Goal: Of all the lines in the data below, how many contain "район"? Report that number alone.

Stored items:
++++++++++

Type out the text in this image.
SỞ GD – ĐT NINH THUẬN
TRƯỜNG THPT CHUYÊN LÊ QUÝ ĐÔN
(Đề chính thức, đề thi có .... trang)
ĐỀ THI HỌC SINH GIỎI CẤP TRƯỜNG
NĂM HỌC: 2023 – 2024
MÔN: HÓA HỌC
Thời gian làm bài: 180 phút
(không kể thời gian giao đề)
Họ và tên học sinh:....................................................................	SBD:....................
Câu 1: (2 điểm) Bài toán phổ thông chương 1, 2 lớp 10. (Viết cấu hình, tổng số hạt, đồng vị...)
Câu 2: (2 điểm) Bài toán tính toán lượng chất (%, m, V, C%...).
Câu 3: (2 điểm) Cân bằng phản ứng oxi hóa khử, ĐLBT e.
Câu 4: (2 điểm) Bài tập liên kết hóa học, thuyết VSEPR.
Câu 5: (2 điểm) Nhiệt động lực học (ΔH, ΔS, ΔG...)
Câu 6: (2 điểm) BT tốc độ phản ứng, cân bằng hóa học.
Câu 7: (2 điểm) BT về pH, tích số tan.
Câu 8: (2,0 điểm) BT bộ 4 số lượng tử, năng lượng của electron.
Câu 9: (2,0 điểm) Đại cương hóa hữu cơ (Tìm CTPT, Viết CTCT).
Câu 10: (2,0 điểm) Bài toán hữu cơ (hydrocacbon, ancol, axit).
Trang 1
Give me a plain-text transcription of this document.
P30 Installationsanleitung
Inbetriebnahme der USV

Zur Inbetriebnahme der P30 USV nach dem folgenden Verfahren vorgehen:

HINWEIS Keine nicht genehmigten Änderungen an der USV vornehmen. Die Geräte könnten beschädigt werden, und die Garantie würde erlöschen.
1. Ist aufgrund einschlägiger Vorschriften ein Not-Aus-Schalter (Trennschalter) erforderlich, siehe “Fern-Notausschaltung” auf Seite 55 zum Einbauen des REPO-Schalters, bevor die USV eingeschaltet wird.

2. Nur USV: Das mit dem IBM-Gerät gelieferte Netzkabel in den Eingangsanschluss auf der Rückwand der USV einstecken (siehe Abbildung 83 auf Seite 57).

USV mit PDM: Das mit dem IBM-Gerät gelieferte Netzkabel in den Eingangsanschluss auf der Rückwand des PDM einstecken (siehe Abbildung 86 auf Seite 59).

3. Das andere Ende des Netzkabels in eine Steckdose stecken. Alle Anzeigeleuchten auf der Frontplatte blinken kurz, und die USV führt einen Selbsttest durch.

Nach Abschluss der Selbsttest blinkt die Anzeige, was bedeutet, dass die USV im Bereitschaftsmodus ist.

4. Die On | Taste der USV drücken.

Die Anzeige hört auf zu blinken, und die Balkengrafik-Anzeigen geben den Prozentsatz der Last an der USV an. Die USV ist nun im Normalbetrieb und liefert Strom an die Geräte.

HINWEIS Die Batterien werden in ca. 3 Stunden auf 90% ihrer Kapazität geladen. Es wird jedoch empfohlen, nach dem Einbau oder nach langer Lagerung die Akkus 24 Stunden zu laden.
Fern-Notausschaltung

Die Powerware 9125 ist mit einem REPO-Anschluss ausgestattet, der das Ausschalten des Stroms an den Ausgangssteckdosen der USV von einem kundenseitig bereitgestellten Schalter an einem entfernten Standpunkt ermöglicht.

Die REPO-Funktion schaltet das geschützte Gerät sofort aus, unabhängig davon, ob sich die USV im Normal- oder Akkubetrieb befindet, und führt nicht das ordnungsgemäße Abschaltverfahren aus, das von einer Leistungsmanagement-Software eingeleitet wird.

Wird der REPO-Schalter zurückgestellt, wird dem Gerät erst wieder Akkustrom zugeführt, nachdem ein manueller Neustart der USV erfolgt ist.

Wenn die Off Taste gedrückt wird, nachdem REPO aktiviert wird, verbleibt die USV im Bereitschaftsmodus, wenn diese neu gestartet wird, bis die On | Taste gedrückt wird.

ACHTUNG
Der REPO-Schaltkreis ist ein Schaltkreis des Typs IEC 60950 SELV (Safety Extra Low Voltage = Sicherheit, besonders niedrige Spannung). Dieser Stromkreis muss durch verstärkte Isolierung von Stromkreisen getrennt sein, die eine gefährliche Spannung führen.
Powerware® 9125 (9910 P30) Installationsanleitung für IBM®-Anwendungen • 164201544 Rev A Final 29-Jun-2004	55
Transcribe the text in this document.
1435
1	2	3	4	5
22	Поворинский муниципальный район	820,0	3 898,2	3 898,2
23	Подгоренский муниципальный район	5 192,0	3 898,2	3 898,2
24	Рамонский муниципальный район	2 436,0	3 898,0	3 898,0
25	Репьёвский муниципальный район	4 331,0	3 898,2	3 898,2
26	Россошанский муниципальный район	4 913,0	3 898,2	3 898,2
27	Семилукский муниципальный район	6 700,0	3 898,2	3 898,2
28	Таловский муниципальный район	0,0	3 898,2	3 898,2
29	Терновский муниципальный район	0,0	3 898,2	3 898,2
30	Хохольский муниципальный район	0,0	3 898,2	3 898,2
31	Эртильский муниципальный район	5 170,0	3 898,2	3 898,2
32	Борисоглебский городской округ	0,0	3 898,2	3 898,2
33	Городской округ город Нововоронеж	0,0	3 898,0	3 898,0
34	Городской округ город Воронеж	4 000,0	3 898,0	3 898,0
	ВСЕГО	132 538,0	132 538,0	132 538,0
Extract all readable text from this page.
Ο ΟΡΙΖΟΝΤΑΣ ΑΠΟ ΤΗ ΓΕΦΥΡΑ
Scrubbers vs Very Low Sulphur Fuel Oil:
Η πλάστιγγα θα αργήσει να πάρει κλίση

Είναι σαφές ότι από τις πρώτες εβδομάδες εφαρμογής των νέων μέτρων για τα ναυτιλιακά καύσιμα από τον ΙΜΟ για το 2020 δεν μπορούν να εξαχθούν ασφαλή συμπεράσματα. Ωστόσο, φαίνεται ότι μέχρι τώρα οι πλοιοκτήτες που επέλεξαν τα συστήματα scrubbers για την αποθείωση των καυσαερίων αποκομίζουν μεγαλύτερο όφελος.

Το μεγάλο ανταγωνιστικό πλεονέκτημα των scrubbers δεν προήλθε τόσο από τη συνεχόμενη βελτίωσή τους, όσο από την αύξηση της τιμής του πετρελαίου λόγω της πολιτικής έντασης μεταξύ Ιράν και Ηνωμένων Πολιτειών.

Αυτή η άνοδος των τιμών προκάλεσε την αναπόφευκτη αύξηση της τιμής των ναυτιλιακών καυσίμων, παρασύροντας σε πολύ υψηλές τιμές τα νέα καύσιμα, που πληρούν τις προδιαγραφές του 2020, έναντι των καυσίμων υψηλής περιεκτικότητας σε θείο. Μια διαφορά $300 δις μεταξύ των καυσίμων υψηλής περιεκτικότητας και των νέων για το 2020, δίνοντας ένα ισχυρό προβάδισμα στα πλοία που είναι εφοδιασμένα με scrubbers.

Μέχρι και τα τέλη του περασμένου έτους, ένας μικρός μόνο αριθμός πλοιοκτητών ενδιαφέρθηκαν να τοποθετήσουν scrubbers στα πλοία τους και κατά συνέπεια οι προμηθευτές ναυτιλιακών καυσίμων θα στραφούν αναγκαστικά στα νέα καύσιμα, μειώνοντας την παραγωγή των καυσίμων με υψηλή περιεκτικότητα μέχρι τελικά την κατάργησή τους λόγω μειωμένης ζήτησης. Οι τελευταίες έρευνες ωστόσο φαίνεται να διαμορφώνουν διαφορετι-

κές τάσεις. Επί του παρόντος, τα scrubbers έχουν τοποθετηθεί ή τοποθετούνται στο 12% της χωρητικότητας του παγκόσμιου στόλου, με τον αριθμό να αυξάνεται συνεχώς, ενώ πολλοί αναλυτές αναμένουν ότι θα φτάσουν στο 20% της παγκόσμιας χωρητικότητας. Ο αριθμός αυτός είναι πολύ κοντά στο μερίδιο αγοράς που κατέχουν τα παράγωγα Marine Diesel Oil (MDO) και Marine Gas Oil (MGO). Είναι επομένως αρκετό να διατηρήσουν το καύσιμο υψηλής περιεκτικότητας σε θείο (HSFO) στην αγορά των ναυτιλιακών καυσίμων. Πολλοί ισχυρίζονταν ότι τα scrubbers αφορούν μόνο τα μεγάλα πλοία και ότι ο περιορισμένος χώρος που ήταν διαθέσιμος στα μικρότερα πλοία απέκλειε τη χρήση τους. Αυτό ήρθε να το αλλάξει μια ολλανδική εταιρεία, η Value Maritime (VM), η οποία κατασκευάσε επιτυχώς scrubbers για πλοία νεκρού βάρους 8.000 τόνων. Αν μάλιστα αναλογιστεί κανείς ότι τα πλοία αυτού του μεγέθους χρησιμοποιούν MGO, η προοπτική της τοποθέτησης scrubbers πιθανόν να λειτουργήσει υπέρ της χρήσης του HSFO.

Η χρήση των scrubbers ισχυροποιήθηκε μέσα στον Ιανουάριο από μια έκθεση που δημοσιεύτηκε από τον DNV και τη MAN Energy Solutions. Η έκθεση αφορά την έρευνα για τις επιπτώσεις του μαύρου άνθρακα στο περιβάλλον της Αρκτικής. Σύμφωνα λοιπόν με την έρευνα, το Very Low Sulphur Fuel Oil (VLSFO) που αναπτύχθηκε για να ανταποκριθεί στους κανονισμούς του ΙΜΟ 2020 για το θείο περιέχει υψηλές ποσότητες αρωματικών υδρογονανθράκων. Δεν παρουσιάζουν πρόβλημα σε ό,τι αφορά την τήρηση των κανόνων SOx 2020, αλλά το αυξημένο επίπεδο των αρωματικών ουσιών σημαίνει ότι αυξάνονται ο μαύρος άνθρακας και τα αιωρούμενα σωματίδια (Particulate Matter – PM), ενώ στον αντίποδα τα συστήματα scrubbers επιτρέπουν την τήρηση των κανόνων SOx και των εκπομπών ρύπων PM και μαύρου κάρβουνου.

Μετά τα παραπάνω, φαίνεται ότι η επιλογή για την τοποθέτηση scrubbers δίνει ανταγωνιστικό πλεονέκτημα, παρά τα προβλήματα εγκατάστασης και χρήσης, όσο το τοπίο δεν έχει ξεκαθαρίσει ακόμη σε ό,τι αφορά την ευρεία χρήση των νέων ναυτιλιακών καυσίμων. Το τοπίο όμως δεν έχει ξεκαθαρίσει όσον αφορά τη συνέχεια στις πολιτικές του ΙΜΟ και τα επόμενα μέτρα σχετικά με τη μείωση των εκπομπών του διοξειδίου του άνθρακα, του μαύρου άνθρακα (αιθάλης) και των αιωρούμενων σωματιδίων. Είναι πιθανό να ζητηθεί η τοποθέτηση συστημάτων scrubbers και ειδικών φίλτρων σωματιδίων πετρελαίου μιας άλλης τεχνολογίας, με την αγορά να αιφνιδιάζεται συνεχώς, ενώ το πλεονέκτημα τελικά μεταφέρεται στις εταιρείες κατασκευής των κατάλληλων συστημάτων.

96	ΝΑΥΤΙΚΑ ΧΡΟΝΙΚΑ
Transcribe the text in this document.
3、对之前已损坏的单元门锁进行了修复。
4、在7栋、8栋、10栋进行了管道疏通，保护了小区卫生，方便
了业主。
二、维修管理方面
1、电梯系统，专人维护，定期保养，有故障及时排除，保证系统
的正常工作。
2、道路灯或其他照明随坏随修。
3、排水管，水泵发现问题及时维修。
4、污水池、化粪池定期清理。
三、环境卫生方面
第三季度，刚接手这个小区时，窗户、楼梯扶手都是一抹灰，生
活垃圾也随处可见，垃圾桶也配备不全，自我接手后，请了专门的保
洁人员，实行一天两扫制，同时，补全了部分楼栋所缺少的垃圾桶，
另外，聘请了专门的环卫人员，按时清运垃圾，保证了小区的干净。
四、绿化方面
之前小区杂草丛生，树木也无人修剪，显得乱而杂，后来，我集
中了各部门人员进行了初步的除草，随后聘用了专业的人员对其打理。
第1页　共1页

++++++++++

Solution to the exercise: 10